■ RECORDS TO PROCESS:

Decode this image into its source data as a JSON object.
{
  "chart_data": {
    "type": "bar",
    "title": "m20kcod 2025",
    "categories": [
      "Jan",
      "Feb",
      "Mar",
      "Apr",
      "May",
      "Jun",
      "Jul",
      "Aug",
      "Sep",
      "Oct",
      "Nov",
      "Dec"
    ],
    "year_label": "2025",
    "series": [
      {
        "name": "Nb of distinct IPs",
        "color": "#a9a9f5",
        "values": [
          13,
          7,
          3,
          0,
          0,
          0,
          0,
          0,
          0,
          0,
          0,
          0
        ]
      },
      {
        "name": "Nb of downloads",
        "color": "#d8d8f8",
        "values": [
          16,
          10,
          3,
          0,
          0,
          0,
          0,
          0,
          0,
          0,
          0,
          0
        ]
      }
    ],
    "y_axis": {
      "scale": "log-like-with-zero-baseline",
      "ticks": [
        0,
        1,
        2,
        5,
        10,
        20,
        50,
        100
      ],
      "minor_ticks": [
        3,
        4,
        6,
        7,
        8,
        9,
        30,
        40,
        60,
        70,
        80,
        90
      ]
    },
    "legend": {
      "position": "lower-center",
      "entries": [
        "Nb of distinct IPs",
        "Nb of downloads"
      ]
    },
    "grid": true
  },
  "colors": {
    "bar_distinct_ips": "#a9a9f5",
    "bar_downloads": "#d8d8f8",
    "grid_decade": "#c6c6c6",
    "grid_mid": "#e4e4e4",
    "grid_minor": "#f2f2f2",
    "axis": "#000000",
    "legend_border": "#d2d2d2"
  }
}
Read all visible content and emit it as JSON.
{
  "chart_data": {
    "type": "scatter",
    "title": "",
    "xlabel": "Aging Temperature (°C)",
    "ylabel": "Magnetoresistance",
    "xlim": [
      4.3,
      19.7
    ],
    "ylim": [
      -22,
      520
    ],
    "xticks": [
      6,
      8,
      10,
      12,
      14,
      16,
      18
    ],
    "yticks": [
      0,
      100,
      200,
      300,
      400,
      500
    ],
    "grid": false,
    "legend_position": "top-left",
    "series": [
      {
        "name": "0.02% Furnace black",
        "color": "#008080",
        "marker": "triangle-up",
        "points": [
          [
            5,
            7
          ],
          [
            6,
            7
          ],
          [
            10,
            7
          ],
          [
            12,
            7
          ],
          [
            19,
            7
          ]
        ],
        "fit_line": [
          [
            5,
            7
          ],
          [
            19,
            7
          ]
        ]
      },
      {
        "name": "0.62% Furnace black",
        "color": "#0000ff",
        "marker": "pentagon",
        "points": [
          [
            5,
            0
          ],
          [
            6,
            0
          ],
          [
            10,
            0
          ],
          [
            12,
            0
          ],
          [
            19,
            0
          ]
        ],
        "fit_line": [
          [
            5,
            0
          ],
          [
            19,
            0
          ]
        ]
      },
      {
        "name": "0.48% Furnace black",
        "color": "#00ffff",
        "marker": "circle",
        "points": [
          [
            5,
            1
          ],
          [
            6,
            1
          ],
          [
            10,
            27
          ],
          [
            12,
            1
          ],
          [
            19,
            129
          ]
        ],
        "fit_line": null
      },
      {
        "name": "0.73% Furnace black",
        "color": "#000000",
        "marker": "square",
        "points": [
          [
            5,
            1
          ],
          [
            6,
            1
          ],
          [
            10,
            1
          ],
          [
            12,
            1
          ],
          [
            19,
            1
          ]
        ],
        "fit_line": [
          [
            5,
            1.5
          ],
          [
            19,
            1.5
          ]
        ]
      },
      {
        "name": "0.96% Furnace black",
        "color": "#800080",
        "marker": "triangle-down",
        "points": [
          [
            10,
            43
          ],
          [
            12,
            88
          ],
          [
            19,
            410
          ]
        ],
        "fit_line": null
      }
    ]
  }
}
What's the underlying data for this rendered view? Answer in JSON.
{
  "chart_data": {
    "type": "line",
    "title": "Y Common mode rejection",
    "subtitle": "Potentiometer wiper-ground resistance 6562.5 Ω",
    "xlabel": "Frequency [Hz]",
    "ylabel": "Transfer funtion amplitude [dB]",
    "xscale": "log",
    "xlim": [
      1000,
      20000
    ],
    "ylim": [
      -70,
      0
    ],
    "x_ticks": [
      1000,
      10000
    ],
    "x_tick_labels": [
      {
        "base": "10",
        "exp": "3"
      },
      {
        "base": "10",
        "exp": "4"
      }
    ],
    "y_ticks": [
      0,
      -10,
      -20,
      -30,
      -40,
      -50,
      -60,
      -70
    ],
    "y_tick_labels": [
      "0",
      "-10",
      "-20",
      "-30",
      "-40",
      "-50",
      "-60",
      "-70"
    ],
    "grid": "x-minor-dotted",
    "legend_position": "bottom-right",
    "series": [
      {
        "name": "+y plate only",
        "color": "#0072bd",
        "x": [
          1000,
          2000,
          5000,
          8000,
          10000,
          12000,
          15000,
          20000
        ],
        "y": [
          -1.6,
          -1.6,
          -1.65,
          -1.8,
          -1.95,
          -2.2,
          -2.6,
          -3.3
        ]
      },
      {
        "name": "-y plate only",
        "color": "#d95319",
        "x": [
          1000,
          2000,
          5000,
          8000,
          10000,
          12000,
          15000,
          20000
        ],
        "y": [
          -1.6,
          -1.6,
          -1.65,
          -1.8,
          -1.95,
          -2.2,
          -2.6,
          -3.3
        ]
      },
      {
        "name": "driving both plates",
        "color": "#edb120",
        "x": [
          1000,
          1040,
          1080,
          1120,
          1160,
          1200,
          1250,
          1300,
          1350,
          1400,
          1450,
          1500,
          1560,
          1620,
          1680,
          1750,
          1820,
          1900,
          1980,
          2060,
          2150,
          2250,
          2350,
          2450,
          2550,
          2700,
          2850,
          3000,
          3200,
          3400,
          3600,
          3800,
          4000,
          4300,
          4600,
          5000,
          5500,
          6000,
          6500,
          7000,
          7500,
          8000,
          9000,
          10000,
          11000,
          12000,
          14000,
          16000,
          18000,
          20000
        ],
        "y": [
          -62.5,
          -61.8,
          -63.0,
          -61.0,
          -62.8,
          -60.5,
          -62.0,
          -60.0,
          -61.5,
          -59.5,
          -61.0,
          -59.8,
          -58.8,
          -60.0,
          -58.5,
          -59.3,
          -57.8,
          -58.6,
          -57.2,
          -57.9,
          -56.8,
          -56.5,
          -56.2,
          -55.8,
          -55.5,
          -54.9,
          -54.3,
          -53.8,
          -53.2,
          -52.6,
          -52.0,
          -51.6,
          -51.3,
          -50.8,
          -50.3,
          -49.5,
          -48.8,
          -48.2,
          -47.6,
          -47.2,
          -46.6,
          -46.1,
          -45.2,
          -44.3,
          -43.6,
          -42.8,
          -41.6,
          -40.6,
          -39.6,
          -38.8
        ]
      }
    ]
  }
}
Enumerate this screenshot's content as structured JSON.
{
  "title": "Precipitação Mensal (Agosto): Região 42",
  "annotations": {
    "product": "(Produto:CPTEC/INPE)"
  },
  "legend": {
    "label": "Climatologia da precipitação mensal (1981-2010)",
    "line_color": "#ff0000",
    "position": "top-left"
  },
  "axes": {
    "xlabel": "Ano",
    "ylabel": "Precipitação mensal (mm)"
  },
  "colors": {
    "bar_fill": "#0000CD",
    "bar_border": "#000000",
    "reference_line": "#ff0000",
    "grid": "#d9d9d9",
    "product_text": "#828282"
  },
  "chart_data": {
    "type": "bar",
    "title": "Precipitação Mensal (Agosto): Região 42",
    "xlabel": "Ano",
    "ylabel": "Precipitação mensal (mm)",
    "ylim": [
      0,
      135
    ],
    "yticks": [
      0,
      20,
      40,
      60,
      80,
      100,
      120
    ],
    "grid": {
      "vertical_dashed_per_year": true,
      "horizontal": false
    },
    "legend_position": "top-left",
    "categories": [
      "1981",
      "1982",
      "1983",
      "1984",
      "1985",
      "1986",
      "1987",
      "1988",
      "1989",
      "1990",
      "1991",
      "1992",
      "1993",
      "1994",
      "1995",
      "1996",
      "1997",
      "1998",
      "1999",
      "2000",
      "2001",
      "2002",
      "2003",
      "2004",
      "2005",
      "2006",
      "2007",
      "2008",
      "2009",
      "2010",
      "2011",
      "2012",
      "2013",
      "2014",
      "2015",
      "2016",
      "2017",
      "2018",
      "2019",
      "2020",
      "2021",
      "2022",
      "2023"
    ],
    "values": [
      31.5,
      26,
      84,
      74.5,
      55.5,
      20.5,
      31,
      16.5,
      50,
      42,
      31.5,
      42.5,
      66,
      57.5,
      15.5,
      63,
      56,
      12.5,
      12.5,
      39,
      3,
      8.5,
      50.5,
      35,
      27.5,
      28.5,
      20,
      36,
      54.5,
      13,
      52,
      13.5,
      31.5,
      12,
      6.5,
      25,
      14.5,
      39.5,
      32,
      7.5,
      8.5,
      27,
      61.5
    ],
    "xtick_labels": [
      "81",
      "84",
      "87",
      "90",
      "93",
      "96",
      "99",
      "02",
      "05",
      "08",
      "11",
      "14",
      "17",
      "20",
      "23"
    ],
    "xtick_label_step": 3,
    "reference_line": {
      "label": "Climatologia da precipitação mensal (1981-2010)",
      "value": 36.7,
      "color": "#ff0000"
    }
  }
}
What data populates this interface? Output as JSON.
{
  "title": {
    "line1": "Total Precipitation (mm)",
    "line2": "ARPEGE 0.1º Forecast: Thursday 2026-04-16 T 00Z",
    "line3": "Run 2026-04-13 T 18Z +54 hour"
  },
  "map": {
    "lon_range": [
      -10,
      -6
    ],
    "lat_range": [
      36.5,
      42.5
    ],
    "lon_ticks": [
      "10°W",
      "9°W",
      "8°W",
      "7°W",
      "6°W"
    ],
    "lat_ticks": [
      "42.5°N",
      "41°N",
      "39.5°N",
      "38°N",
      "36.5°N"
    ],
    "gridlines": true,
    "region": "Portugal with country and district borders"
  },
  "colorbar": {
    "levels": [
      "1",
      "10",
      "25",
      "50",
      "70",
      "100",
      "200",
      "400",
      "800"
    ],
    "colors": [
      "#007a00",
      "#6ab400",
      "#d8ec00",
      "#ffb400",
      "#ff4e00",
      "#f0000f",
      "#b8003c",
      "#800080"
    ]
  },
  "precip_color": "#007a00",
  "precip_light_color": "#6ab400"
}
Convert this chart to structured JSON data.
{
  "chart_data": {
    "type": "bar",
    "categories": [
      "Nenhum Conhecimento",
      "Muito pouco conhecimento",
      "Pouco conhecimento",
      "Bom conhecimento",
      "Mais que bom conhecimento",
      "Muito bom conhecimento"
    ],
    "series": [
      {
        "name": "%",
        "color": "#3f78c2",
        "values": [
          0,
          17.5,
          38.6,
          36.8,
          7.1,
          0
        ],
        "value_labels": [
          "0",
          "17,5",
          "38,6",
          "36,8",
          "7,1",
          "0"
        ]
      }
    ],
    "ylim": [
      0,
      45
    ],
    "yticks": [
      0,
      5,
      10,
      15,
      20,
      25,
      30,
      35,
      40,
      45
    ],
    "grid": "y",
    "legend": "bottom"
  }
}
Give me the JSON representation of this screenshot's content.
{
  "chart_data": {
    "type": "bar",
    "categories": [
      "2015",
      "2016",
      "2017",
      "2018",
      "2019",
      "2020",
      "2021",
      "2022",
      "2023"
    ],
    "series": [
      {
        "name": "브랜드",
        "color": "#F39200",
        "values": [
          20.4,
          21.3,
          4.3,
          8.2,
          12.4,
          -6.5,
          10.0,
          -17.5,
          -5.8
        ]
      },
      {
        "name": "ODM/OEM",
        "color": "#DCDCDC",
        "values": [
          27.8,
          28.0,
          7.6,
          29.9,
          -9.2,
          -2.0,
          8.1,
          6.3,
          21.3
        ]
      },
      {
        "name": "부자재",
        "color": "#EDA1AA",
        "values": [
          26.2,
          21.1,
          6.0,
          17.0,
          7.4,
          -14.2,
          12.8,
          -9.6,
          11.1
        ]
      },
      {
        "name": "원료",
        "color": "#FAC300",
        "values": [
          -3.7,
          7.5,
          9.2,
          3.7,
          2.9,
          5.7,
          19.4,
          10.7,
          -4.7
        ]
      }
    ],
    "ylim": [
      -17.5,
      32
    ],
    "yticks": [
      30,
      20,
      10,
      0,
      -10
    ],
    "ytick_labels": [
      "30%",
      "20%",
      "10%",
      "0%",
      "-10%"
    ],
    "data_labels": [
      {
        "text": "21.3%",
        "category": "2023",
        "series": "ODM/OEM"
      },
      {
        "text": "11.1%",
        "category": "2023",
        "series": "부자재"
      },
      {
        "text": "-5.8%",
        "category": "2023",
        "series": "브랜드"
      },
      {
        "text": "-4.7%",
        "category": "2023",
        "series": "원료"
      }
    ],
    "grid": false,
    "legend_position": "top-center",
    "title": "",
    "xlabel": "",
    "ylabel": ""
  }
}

■ DIRECTIONS: Only the number is wanted: how many lines contain the string "Climatologia"?

■ THE RESULT: 2